Falsification. Mean difference is below 10 percentage points on all items, OR manager-IC reports differ in the opposite direction (manager-reported worse than IC-reported).

H5 (exploratory) — Autonomy moderates process-debt → burnout

Reported with explicit exploratory framing. Autonomy is measured via a 4-item adapted from the Karasek Job Content Questionnaire decision-latitude subscale. The interaction effect of autonomy × process-debt on MBI is reported; if significant, the effect of process debt is stronger in low-autonomy environments.

Multiple-comparison correction

The four planned hypotheses (H1–H4) form one family. BH FDR is controlled at q = 0.05 across the family. H5 is explicitly outside the planned family.

Survey design

The instrument is ~56 substantive items + 4 screening + 3 attention checks + 8 firmographics. Median completion target 14 minutes.

Screening

S1–S4: role (IC engineer / EM / staff+ / director / VP — students screened out); tenure ≥3 years engineering work; current employment; English proficiency.

Section 1 — Team + context (8 items)

Team size, company size, industry, region, role, tenure on team, remote/hybrid/in-office, regulatory burden.

Section 2 — Sprint + process (8 items)

Sprint length, planning frequency, planning method (planning-poker / t-shirt / three-point / none), retrospective frequency, retrospective action-tracking (do retros produce action items that get tracked + completed?), on-call rotation, on-call fairness, post-incident review cadence.

Section 3 — AI adoption (4 items)

AI tool adoption stratum (none/exploratory/selective/regular/pervasive). Time-since-AI-introduction. Mandatory-vs-voluntary adoption. Perceived effect of AI on team workload (positive / no change / negative).

Section 4 — Workload + technical debt (6 items)

Weekly working hours (self-reported). Workload sustainability (5-point). Technical-debt self-rating (4 items): perceived velocity-impact of accumulated technical debt; perceived ratio of bug-fixing to feature work; perceived test coverage; perceived legacy-code burden.

Section 5 — Process debt (8 items, new instrument, validated in pilot)

◆ PROVIDED DATA:
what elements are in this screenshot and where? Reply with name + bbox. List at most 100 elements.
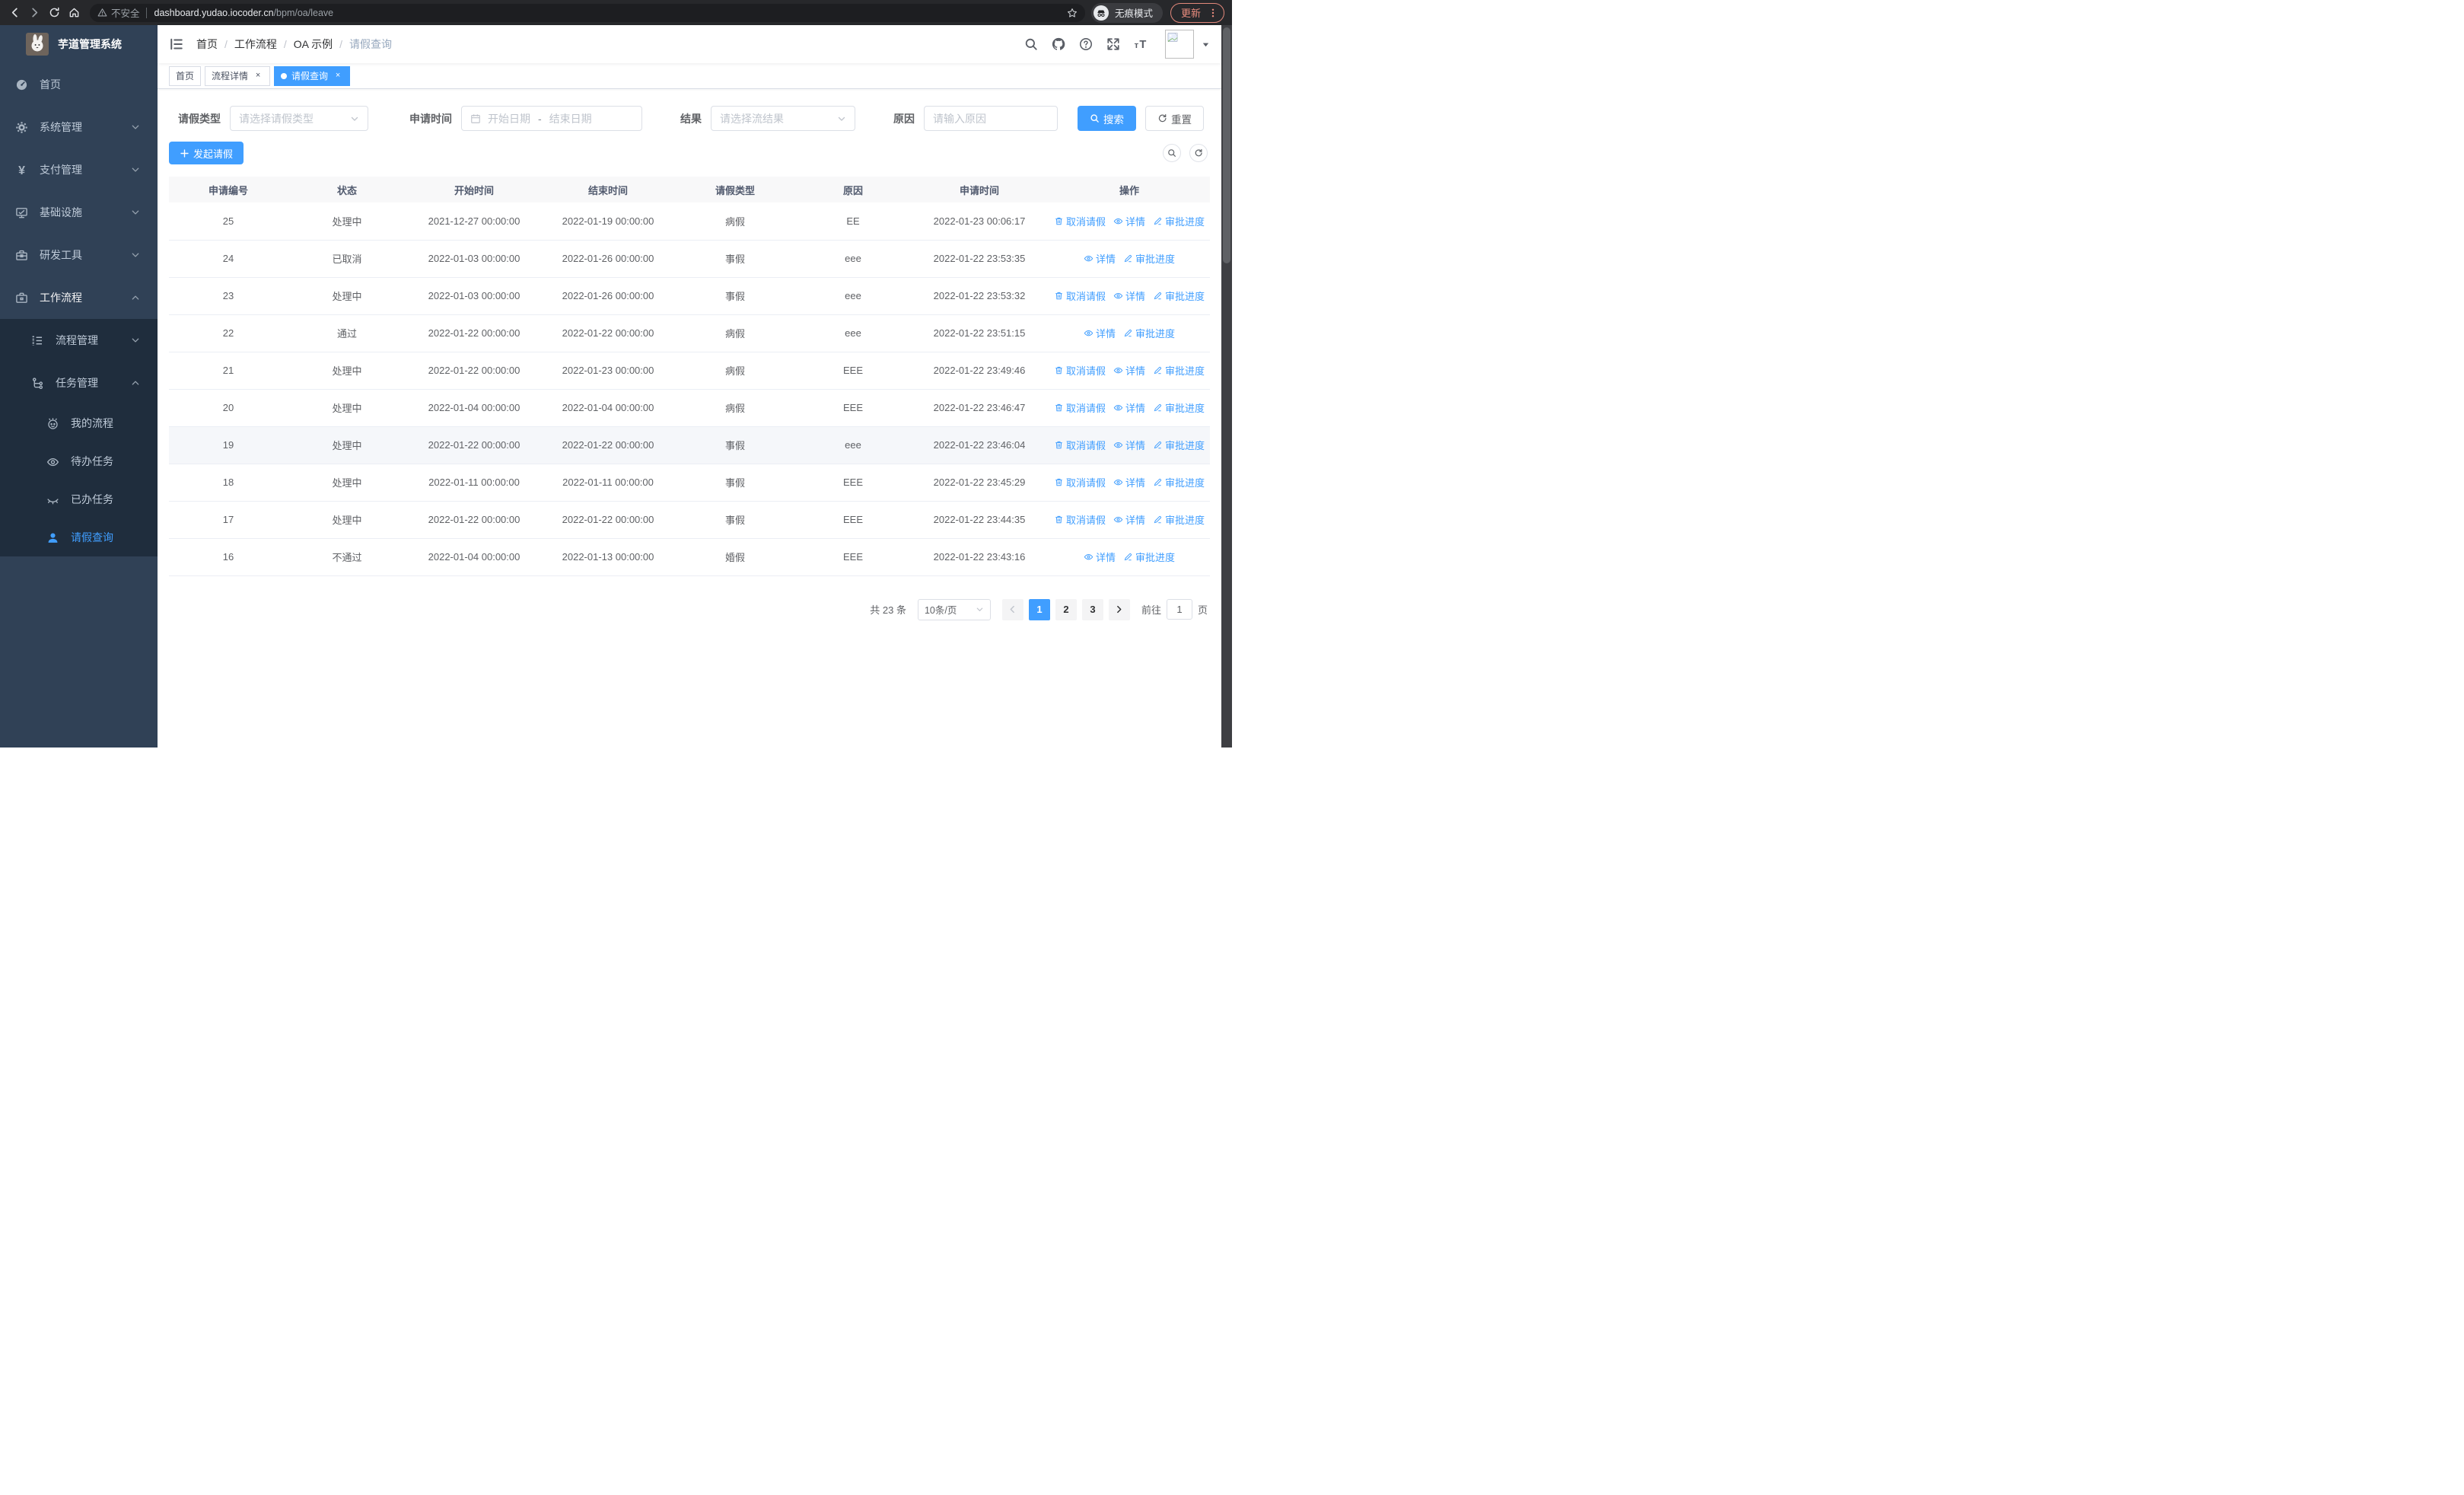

◆ TO-DO LIST:
**A.** From the survey plan, copy the passage starting at "Falsification. Mean difference" and ending at "the planned family.".
**B.** For each statement about the survey plan, answer yes or no, and quote the words from the plan that decide it: (i) H5 is included in the planned family of hypotheses for the multiple-comparison correction. (ii) The median completion target is 14 minutes. (iii) Section 3, on AI adoption, contains 6 items.

◆ SOLUTIONS TO THE PROBLEMS:
**A.**
Falsification. Mean difference is below 10 percentage points on all items, OR manager-IC reports differ in the opposite direction (manager-reported worse than IC-reported).

H5 (exploratory) — Autonomy moderates process-debt → burnout

Reported with explicit exploratory framing. Autonomy is measured via a 4-item adapted from the Karasek Job Content Questionnaire decision-latitude subscale. The interaction effect of autonomy × process-debt on MBI is reported; if significant, the effect of process debt is stronger in low-autonomy environments.

Multiple-comparison correction

The four planned hypotheses (H1–H4) form one family. BH FDR is controlled at q = 0.05 across the family. H5 is explicitly outside the planned family.

**B.**
(i) No: "H5 is explicitly outside the planned family."
(ii) Yes: "Median completion target 14 minutes."
(iii) No: "Section 3 — AI adoption (4 items)"